STATED PROBLEM:
Beginning with the line where "Output a JSON" appears, repeat every remaining line of the entries exactly, the last line included.

**** DATA PROVIDED

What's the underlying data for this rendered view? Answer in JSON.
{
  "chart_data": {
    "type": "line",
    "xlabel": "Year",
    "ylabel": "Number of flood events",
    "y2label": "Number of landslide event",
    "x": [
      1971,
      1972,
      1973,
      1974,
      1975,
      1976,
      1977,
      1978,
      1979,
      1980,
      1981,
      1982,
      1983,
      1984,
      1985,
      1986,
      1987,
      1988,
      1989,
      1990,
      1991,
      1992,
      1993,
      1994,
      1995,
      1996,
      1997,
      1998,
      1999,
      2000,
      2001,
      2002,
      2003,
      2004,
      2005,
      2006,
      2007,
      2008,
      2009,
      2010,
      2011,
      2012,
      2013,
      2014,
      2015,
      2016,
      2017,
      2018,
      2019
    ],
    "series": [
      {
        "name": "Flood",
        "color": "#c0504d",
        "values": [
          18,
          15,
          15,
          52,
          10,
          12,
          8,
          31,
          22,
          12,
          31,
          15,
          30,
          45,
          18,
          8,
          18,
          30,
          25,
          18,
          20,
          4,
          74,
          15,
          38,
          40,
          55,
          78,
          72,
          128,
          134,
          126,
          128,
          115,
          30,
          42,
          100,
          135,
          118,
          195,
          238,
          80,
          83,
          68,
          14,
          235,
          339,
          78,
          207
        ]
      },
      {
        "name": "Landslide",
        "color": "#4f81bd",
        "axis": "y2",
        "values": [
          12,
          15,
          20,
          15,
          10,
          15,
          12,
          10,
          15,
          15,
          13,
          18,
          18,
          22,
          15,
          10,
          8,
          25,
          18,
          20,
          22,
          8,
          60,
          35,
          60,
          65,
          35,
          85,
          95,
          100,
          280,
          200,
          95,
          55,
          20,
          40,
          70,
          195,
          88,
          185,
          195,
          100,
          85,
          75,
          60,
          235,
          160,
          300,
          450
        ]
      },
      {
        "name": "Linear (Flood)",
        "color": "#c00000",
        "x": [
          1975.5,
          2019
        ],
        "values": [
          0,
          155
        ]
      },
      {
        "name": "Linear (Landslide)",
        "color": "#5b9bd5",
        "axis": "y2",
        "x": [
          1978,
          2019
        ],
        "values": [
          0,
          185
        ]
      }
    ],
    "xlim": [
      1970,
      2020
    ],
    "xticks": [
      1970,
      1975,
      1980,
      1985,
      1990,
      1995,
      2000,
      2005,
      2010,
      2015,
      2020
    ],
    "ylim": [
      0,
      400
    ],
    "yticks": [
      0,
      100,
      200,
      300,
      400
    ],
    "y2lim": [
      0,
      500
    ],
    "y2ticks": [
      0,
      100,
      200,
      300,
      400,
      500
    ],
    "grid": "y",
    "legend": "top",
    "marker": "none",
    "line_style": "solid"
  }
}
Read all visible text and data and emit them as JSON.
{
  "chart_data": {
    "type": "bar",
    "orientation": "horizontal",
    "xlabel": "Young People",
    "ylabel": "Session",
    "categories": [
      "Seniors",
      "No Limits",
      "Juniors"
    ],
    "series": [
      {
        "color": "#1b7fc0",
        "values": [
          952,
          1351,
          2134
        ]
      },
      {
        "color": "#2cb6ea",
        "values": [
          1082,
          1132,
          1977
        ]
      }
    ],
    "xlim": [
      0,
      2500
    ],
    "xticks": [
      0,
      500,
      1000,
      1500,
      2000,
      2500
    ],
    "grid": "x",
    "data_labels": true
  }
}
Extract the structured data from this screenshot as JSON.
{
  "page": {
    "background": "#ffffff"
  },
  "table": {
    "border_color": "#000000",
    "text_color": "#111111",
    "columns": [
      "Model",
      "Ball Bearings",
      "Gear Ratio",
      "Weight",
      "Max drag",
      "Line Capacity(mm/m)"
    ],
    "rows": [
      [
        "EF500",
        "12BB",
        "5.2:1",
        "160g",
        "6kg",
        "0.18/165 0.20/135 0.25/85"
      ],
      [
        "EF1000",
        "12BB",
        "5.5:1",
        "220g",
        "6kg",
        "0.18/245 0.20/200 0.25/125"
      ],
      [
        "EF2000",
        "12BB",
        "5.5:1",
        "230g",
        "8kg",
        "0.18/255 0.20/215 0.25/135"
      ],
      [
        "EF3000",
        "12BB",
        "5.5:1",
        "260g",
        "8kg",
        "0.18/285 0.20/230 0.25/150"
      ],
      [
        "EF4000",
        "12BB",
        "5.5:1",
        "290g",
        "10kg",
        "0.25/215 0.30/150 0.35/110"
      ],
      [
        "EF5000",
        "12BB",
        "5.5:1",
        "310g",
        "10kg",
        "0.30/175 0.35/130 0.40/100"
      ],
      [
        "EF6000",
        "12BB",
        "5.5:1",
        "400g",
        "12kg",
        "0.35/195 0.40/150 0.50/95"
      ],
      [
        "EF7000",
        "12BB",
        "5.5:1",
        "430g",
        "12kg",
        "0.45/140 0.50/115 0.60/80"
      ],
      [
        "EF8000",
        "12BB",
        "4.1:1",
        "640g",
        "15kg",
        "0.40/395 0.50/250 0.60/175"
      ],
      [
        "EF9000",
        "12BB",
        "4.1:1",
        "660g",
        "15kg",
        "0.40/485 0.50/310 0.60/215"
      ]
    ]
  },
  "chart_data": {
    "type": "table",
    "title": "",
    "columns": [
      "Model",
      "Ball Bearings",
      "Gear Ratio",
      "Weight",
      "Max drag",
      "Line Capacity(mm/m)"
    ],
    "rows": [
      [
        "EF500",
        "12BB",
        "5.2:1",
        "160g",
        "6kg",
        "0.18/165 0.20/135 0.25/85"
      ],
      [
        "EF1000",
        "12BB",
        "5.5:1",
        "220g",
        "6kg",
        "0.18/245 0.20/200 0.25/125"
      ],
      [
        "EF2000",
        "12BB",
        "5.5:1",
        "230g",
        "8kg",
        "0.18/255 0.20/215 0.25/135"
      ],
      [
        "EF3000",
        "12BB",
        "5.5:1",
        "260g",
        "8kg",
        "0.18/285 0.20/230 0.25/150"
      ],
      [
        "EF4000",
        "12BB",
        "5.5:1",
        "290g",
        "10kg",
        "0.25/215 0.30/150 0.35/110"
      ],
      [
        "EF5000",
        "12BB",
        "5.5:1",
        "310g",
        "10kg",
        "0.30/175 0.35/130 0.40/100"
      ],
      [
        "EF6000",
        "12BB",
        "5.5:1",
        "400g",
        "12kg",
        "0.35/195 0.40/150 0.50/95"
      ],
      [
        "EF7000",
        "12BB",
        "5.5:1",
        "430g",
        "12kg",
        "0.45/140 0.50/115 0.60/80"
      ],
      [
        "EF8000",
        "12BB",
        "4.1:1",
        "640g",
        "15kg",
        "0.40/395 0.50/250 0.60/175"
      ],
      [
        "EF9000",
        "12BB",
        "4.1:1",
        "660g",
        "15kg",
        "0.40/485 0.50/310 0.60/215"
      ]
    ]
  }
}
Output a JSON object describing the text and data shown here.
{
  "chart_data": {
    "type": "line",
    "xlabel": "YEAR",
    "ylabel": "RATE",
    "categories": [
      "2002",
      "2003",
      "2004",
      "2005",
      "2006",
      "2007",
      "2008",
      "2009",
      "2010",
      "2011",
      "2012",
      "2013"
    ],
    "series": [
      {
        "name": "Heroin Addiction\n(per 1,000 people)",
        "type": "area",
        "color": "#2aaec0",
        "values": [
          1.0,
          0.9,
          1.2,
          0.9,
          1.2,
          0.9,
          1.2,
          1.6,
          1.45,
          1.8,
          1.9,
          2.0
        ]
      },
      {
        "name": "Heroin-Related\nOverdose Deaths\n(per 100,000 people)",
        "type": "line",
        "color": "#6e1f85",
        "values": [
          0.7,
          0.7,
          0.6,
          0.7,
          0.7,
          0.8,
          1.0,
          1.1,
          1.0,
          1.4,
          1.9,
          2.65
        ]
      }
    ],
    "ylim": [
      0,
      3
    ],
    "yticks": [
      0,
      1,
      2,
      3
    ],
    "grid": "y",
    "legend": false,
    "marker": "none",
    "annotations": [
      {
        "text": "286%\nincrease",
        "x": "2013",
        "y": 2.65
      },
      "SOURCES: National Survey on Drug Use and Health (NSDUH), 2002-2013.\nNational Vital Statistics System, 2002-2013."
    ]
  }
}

********

EXPECTED ANSWER:
Output a JSON object describing the text and data shown here.
{
  "chart_data": {
    "type": "line",
    "xlabel": "YEAR",
    "ylabel": "RATE",
    "categories": [
      "2002",
      "2003",
      "2004",
      "2005",
      "2006",
      "2007",
      "2008",
      "2009",
      "2010",
      "2011",
      "2012",
      "2013"
    ],
    "series": [
      {
        "name": "Heroin Addiction\n(per 1,000 people)",
        "type": "area",
        "color": "#2aaec0",
        "values": [
          1.0,
          0.9,
          1.2,
          0.9,
          1.2,
          0.9,
          1.2,
          1.6,
          1.45,
          1.8,
          1.9,
          2.0
        ]
      },
      {
        "name": "Heroin-Related\nOverdose Deaths\n(per 100,000 people)",
        "type": "line",
        "color": "#6e1f85",
        "values": [
          0.7,
          0.7,
          0.6,
          0.7,
          0.7,
          0.8,
          1.0,
          1.1,
          1.0,
          1.4,
          1.9,
          2.65
        ]
      }
    ],
    "ylim": [
      0,
      3
    ],
    "yticks": [
      0,
      1,
      2,
      3
    ],
    "grid": "y",
    "legend": false,
    "marker": "none",
    "annotations": [
      {
        "text": "286%\nincrease",
        "x": "2013",
        "y": 2.65
      },
      "SOURCES: National Survey on Drug Use and Health (NSDUH), 2002-2013.\nNational Vital Statistics System, 2002-2013."
    ]
  }
}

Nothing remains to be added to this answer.